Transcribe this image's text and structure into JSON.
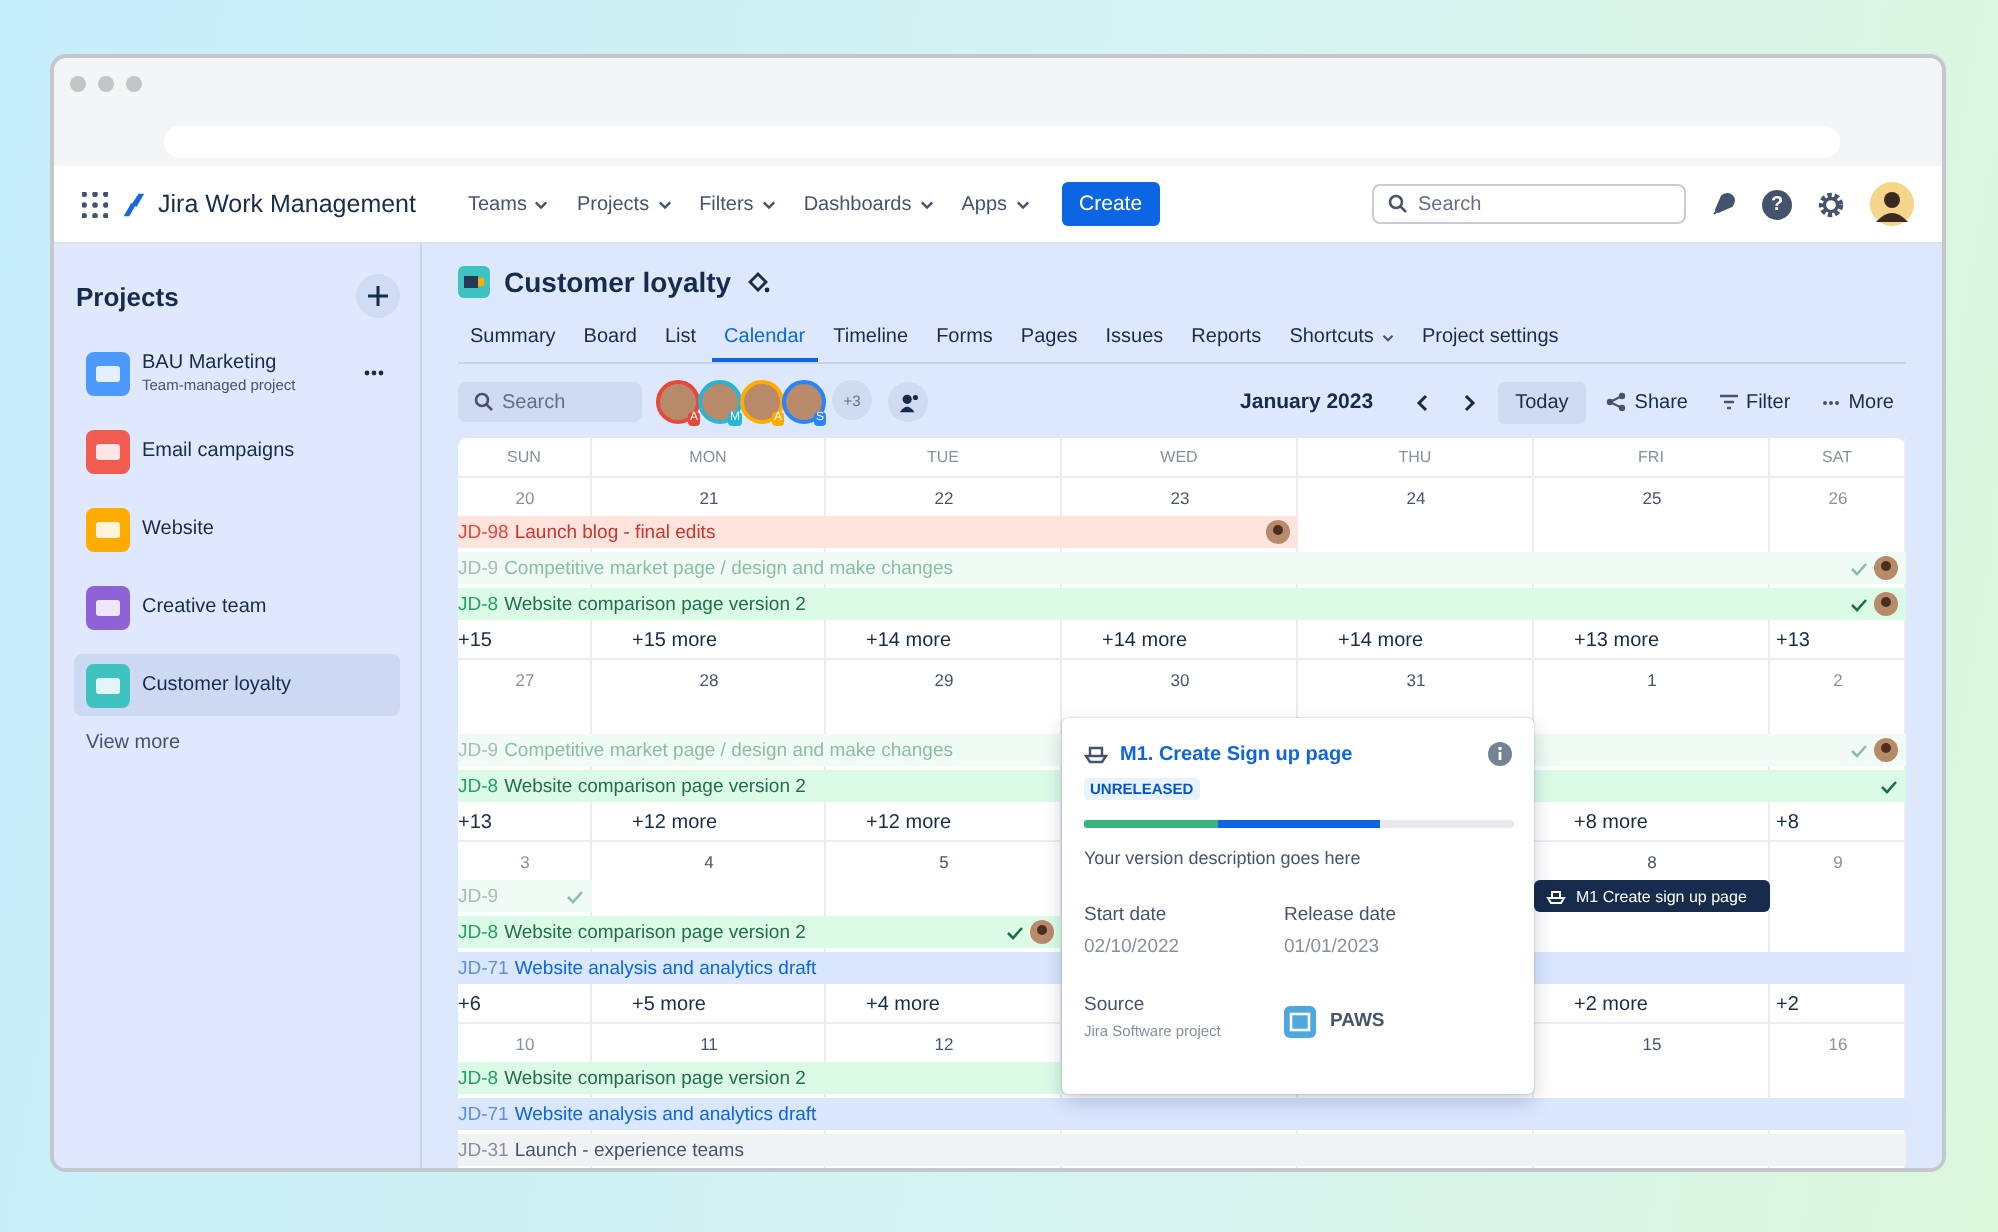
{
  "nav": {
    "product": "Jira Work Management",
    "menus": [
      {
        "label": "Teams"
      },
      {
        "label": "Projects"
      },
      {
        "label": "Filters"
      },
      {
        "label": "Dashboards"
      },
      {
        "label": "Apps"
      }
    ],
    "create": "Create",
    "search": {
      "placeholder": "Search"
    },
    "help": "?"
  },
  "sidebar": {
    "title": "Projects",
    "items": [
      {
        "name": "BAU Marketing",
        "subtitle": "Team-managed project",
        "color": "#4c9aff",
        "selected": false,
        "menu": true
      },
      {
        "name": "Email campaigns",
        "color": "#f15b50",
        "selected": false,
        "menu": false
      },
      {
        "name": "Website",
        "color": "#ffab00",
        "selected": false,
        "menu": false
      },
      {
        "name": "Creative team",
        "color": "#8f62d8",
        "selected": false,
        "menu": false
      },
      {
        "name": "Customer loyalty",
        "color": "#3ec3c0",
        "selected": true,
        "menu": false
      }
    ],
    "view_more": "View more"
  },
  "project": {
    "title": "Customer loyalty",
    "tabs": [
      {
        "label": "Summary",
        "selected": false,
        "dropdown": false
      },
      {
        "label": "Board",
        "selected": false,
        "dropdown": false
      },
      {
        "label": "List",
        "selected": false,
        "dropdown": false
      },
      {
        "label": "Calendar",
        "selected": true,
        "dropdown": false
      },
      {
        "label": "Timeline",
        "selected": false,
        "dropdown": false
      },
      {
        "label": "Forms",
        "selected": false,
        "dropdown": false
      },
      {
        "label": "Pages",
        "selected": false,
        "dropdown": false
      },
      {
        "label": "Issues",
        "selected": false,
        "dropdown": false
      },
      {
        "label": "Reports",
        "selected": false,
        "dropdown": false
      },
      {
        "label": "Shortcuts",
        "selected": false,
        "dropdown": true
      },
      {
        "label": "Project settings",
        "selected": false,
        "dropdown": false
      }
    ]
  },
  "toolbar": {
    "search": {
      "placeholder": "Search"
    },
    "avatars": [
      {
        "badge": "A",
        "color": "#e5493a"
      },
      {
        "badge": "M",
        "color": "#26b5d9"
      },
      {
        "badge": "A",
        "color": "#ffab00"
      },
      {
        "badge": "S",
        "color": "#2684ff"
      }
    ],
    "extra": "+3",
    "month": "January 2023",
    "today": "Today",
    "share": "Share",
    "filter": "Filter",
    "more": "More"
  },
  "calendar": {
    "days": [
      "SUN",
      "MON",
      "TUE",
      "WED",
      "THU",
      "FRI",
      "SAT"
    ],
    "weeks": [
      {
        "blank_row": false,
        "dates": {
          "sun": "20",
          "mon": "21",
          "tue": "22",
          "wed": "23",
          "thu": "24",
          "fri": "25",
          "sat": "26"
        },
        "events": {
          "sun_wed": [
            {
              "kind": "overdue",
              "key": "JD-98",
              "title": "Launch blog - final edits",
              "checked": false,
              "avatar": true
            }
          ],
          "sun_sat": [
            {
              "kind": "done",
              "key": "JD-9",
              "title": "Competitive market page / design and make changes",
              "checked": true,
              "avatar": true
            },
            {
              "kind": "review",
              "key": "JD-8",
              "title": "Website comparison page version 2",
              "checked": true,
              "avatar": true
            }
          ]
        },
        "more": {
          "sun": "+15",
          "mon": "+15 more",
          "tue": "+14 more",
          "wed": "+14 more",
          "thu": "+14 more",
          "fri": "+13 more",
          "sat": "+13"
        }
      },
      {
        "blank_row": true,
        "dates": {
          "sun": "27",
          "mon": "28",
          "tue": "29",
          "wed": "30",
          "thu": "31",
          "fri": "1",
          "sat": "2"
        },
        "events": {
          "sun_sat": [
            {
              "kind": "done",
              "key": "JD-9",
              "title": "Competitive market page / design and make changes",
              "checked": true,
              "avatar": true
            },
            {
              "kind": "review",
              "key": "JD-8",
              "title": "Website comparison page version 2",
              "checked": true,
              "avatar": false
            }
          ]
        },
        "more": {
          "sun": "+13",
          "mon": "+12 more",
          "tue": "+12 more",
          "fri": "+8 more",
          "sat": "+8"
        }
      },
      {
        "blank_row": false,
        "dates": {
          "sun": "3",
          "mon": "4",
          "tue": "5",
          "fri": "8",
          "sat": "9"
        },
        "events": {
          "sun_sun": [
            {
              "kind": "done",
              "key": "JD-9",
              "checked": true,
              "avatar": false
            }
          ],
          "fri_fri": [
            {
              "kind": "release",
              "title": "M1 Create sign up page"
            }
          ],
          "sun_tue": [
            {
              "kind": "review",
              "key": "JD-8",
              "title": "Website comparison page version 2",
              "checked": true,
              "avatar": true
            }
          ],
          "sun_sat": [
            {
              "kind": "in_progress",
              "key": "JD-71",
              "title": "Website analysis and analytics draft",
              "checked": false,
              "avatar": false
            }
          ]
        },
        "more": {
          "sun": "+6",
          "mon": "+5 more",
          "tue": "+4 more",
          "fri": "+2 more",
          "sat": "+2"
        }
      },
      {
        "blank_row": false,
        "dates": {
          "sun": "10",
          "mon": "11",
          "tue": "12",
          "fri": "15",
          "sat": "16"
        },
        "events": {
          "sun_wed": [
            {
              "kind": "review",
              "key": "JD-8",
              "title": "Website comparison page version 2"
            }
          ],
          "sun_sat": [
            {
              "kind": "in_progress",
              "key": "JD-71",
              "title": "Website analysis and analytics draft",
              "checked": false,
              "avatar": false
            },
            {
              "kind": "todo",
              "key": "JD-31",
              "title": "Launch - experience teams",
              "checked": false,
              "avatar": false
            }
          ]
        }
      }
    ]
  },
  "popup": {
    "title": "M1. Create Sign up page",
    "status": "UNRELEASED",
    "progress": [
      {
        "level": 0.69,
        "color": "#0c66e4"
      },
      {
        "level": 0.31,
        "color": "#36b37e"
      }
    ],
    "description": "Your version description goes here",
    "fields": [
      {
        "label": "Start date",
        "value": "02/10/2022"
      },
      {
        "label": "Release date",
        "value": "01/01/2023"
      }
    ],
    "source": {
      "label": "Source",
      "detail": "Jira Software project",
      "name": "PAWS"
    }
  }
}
* * *
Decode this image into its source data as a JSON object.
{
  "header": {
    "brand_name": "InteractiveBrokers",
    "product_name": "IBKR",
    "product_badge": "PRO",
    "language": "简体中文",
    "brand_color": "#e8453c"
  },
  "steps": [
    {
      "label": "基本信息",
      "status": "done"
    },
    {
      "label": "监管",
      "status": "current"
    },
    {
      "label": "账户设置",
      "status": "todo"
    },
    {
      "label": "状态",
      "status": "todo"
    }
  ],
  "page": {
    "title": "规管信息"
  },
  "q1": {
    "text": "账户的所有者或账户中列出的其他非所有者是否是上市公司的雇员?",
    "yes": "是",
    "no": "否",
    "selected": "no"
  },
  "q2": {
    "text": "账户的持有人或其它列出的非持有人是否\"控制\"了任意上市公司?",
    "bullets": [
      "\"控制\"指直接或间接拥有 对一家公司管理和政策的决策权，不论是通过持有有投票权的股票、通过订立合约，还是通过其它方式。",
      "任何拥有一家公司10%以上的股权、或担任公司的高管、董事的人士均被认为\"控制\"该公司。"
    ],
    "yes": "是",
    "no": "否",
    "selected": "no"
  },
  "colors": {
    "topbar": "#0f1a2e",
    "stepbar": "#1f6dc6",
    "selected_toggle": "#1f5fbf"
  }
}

TASK
Gather all lines with the string "Create" from the data.

RESULT
    "create": "Create",
              "title": "M1 Create sign up page"
    "title": "M1. Create Sign up page",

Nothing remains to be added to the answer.